___ SUPPLIED INFORMATION ___
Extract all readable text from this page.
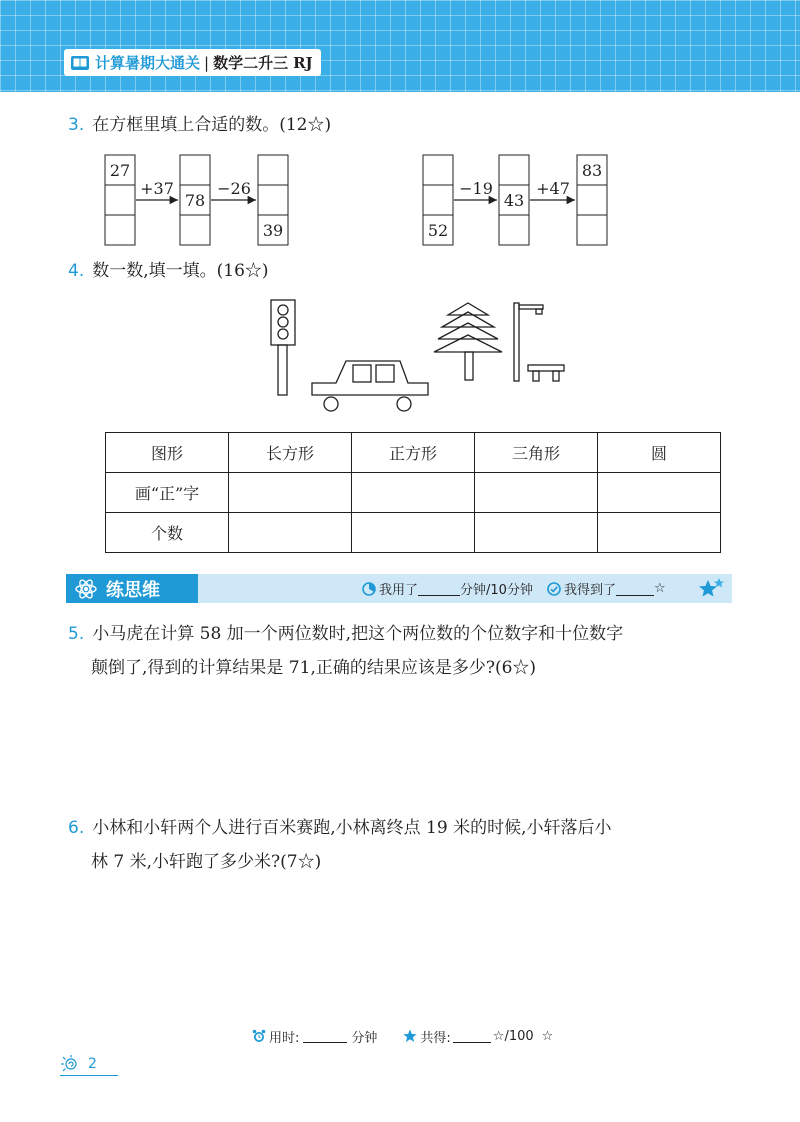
计算暑期大通关 | 数学二升三 RJ
3. 在方框里填上合适的数。(12☆)
27
+37
78
−26
39	52
−19
43
+47
83
4. 数一数,填一填。(16☆)
图形	长方形	正方形	三角形	圆
画“正”字				
个数				
练思维	我用了	分钟/10分钟 我得到了	☆
5. 小马虎在计算 58 加一个两位数时,把这个两位数的个位数字和十位数字
颠倒了,得到的计算结果是 71,正确的结果应该是多少?(6☆)
6. 小林和小轩两个人进行百米赛跑,小林离终点 19 米的时候,小轩落后小
林 7 米,小轩跑了多少米?(7☆)
用时:	分钟	共得:	☆/100 ☆
2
___
§ GOAL: Output a faithful copy of the data, with each picture left out.

§ SOLVED PROBLEM:
Extract all readable text from this page.
计算暑期大通关 | 数学二升三 RJ
3. 在方框里填上合适的数。(12☆)
27
+37
78
−26
39	52
−19
43
+47
83
4. 数一数,填一填。(16☆)
图形	长方形	正方形	三角形	圆
画“正”字				
个数				
练思维	我用了	分钟/10分钟 我得到了	☆
5. 小马虎在计算 58 加一个两位数时,把这个两位数的个位数字和十位数字
颠倒了,得到的计算结果是 71,正确的结果应该是多少?(6☆)
6. 小林和小轩两个人进行百米赛跑,小林离终点 19 米的时候,小轩落后小
林 7 米,小轩跑了多少米?(7☆)
用时:	分钟	共得:	☆/100 ☆
2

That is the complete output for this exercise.